START

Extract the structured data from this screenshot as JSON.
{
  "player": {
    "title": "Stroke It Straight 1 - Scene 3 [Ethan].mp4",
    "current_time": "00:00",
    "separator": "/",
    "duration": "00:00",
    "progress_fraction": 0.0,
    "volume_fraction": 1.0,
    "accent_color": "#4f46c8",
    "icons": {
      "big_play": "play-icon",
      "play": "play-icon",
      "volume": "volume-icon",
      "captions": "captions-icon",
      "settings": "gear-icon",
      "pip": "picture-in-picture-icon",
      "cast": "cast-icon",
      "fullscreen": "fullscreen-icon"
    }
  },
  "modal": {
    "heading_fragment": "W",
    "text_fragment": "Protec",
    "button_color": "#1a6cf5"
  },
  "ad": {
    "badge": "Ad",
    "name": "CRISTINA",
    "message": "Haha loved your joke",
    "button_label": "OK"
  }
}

END

- [What to produce]:
Reproduce all data above, unchanged.

- [Written response]:
Extract the structured data from this screenshot as JSON.
{
  "player": {
    "title": "Stroke It Straight 1 - Scene 3 [Ethan].mp4",
    "current_time": "00:00",
    "separator": "/",
    "duration": "00:00",
    "progress_fraction": 0.0,
    "volume_fraction": 1.0,
    "accent_color": "#4f46c8",
    "icons": {
      "big_play": "play-icon",
      "play": "play-icon",
      "volume": "volume-icon",
      "captions": "captions-icon",
      "settings": "gear-icon",
      "pip": "picture-in-picture-icon",
      "cast": "cast-icon",
      "fullscreen": "fullscreen-icon"
    }
  },
  "modal": {
    "heading_fragment": "W",
    "text_fragment": "Protec",
    "button_color": "#1a6cf5"
  },
  "ad": {
    "badge": "Ad",
    "name": "CRISTINA",
    "message": "Haha loved your joke",
    "button_label": "OK"
  }
}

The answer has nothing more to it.